Given entries →
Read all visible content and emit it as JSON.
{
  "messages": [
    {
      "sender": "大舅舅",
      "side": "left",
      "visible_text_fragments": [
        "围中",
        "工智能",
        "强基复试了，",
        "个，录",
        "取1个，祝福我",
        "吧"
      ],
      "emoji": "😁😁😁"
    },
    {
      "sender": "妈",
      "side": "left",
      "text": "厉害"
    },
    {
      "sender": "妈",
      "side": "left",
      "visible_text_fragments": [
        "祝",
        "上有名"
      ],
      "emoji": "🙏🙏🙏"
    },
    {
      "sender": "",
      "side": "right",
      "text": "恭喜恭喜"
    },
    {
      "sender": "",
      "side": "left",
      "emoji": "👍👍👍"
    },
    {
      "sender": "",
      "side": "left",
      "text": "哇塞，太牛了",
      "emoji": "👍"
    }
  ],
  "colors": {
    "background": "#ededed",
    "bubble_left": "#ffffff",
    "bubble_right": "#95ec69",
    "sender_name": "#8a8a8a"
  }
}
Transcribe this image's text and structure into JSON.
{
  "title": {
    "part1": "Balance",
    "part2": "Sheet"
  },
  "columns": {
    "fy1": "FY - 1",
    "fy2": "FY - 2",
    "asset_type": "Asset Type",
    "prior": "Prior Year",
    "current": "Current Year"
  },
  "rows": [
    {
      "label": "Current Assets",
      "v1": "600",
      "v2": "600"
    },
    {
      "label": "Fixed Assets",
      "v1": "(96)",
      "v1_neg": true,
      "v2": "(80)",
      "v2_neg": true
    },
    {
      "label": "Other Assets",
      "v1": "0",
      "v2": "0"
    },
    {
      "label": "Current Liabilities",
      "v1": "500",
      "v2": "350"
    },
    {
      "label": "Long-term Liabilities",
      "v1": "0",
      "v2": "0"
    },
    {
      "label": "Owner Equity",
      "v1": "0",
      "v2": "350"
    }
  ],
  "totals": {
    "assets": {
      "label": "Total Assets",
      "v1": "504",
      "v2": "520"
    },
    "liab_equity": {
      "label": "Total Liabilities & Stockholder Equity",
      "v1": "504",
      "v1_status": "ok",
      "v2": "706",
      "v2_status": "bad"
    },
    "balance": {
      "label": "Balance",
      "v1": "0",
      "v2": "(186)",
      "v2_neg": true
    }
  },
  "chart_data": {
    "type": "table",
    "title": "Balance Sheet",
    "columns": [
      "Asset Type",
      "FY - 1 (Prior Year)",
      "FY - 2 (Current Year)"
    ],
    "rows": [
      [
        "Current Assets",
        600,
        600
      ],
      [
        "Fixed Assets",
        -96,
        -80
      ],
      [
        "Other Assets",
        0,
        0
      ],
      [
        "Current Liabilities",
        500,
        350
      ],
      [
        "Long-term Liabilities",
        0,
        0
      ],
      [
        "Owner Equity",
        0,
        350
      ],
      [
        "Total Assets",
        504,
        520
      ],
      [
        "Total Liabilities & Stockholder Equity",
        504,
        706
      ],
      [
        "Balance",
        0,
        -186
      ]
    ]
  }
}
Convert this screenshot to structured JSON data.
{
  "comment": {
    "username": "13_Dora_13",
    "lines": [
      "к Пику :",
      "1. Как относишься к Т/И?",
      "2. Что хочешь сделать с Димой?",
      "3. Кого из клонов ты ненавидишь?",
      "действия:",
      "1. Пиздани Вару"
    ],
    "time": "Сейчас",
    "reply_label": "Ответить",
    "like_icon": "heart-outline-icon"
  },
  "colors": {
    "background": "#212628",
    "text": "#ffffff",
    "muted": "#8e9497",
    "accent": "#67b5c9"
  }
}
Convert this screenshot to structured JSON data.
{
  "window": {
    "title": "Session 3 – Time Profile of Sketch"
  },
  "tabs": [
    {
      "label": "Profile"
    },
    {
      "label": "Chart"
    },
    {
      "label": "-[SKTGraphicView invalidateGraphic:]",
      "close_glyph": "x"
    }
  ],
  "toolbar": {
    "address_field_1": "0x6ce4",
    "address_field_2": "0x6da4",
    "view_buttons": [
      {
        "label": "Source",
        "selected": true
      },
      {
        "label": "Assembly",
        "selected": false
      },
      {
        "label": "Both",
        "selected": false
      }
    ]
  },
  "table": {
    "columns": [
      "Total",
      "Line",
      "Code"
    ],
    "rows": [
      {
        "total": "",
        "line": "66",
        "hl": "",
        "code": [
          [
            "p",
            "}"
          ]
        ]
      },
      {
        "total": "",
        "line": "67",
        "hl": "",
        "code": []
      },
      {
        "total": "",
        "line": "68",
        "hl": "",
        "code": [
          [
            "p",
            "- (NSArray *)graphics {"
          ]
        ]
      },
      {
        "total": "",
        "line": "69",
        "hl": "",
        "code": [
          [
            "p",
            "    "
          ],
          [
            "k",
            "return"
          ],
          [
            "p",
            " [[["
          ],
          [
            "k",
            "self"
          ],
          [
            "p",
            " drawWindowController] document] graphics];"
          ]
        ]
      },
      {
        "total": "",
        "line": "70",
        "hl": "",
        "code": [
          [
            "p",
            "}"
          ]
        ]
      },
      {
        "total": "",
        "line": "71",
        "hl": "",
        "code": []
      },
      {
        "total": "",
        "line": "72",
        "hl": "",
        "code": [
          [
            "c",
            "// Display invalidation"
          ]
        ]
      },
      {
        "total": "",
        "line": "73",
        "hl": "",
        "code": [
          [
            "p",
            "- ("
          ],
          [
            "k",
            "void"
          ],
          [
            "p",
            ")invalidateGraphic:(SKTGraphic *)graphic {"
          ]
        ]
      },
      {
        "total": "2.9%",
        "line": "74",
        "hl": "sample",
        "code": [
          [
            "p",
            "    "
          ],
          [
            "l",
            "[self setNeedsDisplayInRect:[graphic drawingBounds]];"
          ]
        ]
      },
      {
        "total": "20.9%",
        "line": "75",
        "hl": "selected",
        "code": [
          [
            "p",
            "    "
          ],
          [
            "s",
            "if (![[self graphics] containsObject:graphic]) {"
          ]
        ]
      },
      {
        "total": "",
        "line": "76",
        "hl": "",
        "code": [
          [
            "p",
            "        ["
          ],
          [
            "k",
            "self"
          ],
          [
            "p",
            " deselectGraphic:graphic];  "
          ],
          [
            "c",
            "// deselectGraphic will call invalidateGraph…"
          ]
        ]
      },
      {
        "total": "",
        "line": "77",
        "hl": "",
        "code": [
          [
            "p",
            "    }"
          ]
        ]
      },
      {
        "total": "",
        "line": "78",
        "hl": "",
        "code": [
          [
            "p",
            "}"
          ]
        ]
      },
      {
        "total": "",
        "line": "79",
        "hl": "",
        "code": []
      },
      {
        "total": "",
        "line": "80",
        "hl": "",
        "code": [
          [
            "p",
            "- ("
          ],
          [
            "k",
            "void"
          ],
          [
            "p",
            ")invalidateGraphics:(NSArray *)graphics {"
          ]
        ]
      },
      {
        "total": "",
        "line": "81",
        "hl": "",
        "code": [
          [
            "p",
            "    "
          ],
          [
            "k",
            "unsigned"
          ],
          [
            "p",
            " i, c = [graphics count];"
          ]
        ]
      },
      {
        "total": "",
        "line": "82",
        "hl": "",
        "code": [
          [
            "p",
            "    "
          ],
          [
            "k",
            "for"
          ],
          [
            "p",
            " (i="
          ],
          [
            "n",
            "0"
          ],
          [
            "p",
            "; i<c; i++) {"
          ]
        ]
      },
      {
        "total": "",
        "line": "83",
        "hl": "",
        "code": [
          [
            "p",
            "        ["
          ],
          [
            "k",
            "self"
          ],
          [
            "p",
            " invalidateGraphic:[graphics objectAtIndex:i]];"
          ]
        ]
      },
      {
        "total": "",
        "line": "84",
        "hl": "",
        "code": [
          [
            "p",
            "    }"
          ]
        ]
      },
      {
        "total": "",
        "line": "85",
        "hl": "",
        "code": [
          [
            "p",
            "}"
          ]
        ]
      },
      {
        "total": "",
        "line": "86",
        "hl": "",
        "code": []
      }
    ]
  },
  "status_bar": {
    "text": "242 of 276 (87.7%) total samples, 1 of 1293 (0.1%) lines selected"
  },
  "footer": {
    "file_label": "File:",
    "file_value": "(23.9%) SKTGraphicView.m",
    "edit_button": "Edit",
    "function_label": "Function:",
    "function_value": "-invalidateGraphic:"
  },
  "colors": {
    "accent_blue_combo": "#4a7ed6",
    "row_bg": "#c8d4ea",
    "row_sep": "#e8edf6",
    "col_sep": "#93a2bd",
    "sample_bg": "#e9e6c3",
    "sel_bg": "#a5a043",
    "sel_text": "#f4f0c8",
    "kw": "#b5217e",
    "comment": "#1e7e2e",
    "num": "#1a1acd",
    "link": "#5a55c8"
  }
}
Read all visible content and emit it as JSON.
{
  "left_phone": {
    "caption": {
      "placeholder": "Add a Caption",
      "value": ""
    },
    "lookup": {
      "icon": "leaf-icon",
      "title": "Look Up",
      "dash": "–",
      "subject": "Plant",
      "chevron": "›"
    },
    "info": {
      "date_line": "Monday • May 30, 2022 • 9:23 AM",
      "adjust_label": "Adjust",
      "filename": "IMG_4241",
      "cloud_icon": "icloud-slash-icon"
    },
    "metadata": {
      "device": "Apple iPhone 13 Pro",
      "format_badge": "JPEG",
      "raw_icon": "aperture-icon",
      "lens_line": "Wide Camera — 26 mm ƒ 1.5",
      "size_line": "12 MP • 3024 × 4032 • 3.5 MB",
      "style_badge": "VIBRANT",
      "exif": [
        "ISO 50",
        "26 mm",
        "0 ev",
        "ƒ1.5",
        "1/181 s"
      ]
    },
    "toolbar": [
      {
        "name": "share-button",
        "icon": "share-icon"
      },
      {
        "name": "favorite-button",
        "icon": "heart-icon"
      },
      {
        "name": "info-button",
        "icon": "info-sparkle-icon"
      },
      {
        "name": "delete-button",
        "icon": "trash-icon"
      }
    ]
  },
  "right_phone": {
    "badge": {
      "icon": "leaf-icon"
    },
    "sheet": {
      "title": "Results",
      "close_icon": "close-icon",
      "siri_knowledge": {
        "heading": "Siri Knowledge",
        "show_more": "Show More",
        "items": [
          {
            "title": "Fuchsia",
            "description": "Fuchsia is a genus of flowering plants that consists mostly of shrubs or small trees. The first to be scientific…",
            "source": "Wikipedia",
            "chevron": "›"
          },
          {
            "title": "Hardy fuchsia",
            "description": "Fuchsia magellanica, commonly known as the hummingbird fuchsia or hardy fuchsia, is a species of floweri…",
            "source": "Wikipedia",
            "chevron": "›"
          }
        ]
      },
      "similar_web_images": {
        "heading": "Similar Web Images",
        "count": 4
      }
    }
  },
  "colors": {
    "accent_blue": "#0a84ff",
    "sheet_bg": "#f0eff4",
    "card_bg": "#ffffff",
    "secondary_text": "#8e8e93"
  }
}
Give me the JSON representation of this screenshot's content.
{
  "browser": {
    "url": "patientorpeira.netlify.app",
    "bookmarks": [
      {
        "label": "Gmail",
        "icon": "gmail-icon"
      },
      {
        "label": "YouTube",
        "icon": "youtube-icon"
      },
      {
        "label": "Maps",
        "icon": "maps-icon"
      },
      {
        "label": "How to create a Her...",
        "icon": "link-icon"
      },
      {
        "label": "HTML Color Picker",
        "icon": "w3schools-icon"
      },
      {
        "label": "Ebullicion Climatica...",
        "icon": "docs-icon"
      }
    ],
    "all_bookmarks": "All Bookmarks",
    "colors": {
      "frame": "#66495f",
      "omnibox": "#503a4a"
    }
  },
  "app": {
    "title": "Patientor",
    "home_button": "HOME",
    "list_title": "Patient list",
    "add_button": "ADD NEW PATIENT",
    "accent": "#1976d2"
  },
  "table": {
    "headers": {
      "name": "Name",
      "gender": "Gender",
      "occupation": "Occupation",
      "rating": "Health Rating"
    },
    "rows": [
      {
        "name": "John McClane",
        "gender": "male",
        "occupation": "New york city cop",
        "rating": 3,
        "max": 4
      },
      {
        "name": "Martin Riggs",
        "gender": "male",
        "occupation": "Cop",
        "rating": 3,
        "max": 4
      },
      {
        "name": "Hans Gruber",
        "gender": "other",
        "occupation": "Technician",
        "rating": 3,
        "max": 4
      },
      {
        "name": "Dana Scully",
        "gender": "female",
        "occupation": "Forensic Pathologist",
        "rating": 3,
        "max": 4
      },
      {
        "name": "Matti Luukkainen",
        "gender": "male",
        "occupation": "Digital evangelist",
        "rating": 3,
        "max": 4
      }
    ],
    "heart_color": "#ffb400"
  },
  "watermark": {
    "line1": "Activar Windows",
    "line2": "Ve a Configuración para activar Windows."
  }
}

The exercise → Review the preceding data and report every line that includes the string "graphics".

The output →
            "- (NSArray *)graphics {"
            " drawWindowController] document] graphics];"
            "if (![[self graphics] containsObject:graphic]) {"
            ")invalidateGraphics:(NSArray *)graphics {"
            " i, c = [graphics count];"
            " invalidateGraphic:[graphics objectAtIndex:i]];"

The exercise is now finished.